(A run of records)
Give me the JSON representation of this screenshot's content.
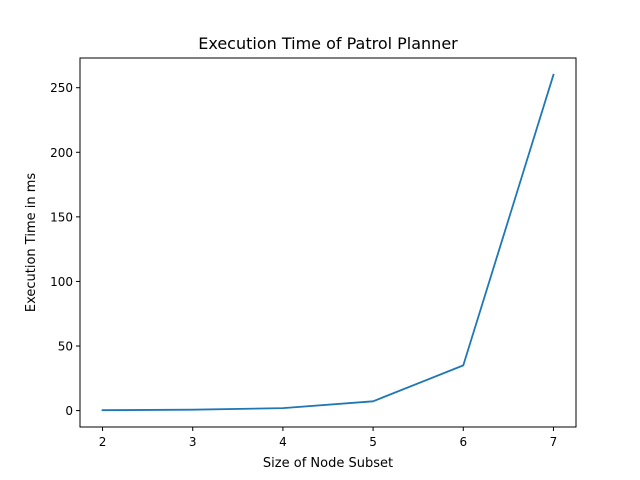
{
  "chart_data": {
    "type": "line",
    "title": "Execution Time of Patrol Planner",
    "xlabel": "Size of Node Subset",
    "ylabel": "Execution Time in ms",
    "x": [
      2,
      3,
      4,
      5,
      6,
      7
    ],
    "series": [
      {
        "values": [
          0.3,
          0.7,
          1.9,
          7.2,
          35,
          260
        ],
        "color": "#1f77b4"
      }
    ],
    "xticks": [
      2,
      3,
      4,
      5,
      6,
      7
    ],
    "yticks": [
      0,
      50,
      100,
      150,
      200,
      250
    ],
    "xlim": [
      1.75,
      7.25
    ],
    "ylim": [
      -12.7,
      273.0
    ],
    "grid": false,
    "legend": "none"
  }
}
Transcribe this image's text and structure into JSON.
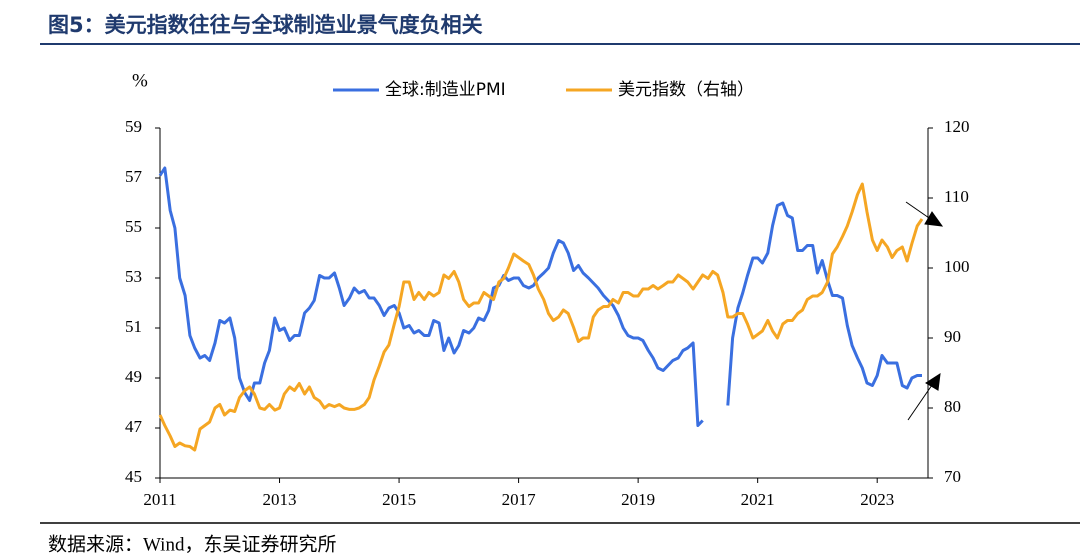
{
  "chart_data": {
    "type": "line",
    "title": "图5：美元指数往往与全球制造业景气度负相关",
    "ylabel": "%",
    "source": "数据来源：Wind，东吴证券研究所",
    "x": [
      2011.0,
      2011.08,
      2011.17,
      2011.25,
      2011.33,
      2011.42,
      2011.5,
      2011.58,
      2011.67,
      2011.75,
      2011.83,
      2011.92,
      2012.0,
      2012.08,
      2012.17,
      2012.25,
      2012.33,
      2012.42,
      2012.5,
      2012.58,
      2012.67,
      2012.75,
      2012.83,
      2012.92,
      2013.0,
      2013.08,
      2013.17,
      2013.25,
      2013.33,
      2013.42,
      2013.5,
      2013.58,
      2013.67,
      2013.75,
      2013.83,
      2013.92,
      2014.0,
      2014.08,
      2014.17,
      2014.25,
      2014.33,
      2014.42,
      2014.5,
      2014.58,
      2014.67,
      2014.75,
      2014.83,
      2014.92,
      2015.0,
      2015.08,
      2015.17,
      2015.25,
      2015.33,
      2015.42,
      2015.5,
      2015.58,
      2015.67,
      2015.75,
      2015.83,
      2015.92,
      2016.0,
      2016.08,
      2016.17,
      2016.25,
      2016.33,
      2016.42,
      2016.5,
      2016.58,
      2016.67,
      2016.75,
      2016.83,
      2016.92,
      2017.0,
      2017.08,
      2017.17,
      2017.25,
      2017.33,
      2017.42,
      2017.5,
      2017.58,
      2017.67,
      2017.75,
      2017.83,
      2017.92,
      2018.0,
      2018.08,
      2018.17,
      2018.25,
      2018.33,
      2018.42,
      2018.5,
      2018.58,
      2018.67,
      2018.75,
      2018.83,
      2018.92,
      2019.0,
      2019.08,
      2019.17,
      2019.25,
      2019.33,
      2019.42,
      2019.5,
      2019.58,
      2019.67,
      2019.75,
      2019.83,
      2019.92,
      2020.0,
      2020.08,
      2020.17,
      2020.25,
      2020.33,
      2020.42,
      2020.5,
      2020.58,
      2020.67,
      2020.75,
      2020.83,
      2020.92,
      2021.0,
      2021.08,
      2021.17,
      2021.25,
      2021.33,
      2021.42,
      2021.5,
      2021.58,
      2021.67,
      2021.75,
      2021.83,
      2021.92,
      2022.0,
      2022.08,
      2022.17,
      2022.25,
      2022.33,
      2022.42,
      2022.5,
      2022.58,
      2022.67,
      2022.75,
      2022.83,
      2022.92,
      2023.0,
      2023.08,
      2023.17,
      2023.25,
      2023.33,
      2023.42,
      2023.5,
      2023.58,
      2023.67,
      2023.75
    ],
    "series": [
      {
        "name": "全球:制造业PMI",
        "color": "#3a6fe0",
        "axis": "y",
        "values": [
          57.1,
          57.4,
          55.7,
          55.0,
          53.0,
          52.3,
          50.7,
          50.2,
          49.8,
          49.9,
          49.7,
          50.4,
          51.3,
          51.2,
          51.4,
          50.6,
          49.0,
          48.4,
          48.1,
          48.8,
          48.8,
          49.6,
          50.1,
          51.4,
          50.9,
          51.0,
          50.5,
          50.7,
          50.7,
          51.6,
          51.8,
          52.1,
          53.1,
          53.0,
          53.0,
          53.2,
          52.6,
          51.9,
          52.2,
          52.6,
          52.4,
          52.5,
          52.2,
          52.2,
          51.9,
          51.5,
          51.8,
          51.9,
          51.6,
          51.0,
          51.1,
          50.8,
          50.9,
          50.7,
          50.7,
          51.3,
          51.2,
          50.1,
          50.6,
          50.0,
          50.3,
          50.9,
          50.8,
          51.0,
          51.4,
          51.3,
          51.7,
          52.6,
          52.7,
          53.1,
          52.9,
          53.0,
          53.0,
          52.7,
          52.6,
          52.7,
          53.0,
          53.2,
          53.4,
          54.0,
          54.5,
          54.4,
          54.0,
          53.3,
          53.5,
          53.2,
          53.0,
          52.8,
          52.6,
          52.3,
          52.1,
          51.9,
          51.5,
          51.0,
          50.7,
          50.6,
          50.6,
          50.5,
          50.1,
          49.8,
          49.4,
          49.3,
          49.5,
          49.7,
          49.8,
          50.1,
          50.2,
          50.4,
          47.1,
          47.3,
          null,
          null,
          null,
          null,
          47.9,
          50.6,
          51.8,
          52.4,
          53.1,
          53.8,
          53.8,
          53.6,
          54.0,
          55.1,
          55.9,
          56.0,
          55.5,
          55.4,
          54.1,
          54.1,
          54.3,
          54.3,
          53.2,
          53.7,
          52.9,
          52.3,
          52.3,
          52.2,
          51.1,
          50.3,
          49.8,
          49.4,
          48.8,
          48.7,
          49.1,
          49.9,
          49.6,
          49.6,
          49.6,
          48.7,
          48.6,
          49.0,
          49.1,
          49.1
        ]
      },
      {
        "name": "美元指数（右轴）",
        "color": "#f5a623",
        "axis": "y2",
        "values": [
          79,
          77.5,
          76,
          74.5,
          75,
          74.6,
          74.5,
          74,
          77,
          77.5,
          78,
          80,
          80.5,
          79,
          79.7,
          79.5,
          81.5,
          82.5,
          83,
          82,
          80,
          79.8,
          80.5,
          79.7,
          80,
          82,
          83,
          82.5,
          83.5,
          82,
          83,
          81.5,
          81,
          80,
          80.5,
          80.2,
          80.5,
          80,
          79.8,
          79.8,
          80,
          80.5,
          81.5,
          84,
          86,
          88,
          89,
          92,
          94.5,
          98,
          98,
          95.5,
          96.5,
          95.5,
          96.5,
          96,
          96.5,
          99,
          98.5,
          99.5,
          98,
          95.5,
          94.5,
          95,
          95,
          96.5,
          96,
          95.5,
          98,
          98.5,
          100,
          102,
          101.5,
          101,
          100.5,
          99,
          97,
          95.5,
          93.5,
          92.5,
          93,
          94,
          93.5,
          91.5,
          89.5,
          90,
          90,
          93,
          94,
          94.5,
          94.5,
          95.5,
          95,
          96.5,
          96.5,
          96,
          96,
          97,
          97,
          97.5,
          97,
          97.5,
          98,
          98,
          99,
          98.5,
          98,
          97,
          98,
          99,
          98.5,
          99.5,
          99,
          96.5,
          93,
          93,
          93.5,
          93.5,
          92,
          90,
          90.5,
          91,
          92.5,
          91,
          90,
          92,
          92.5,
          92.5,
          93.5,
          94,
          95.5,
          96,
          96,
          96.5,
          98,
          102,
          103,
          104.5,
          106,
          108,
          110.5,
          112,
          108,
          104,
          102.5,
          104,
          103,
          101.5,
          102.5,
          103,
          101,
          103.5,
          106,
          107
        ]
      }
    ],
    "xlim": [
      2011,
      2023.85
    ],
    "xticks": [
      2011,
      2013,
      2015,
      2017,
      2019,
      2021,
      2023
    ],
    "ylim": [
      45,
      59
    ],
    "yticks": [
      45,
      47,
      49,
      51,
      53,
      55,
      57,
      59
    ],
    "y2lim": [
      70,
      120
    ],
    "y2ticks": [
      70,
      80,
      90,
      100,
      110,
      120
    ]
  }
}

**TASK INSTRUCTIONS**
Report the number of lines in the entries above that include the string "JSON". Give nothing but the number.

**COMPLETE ANSWER**
2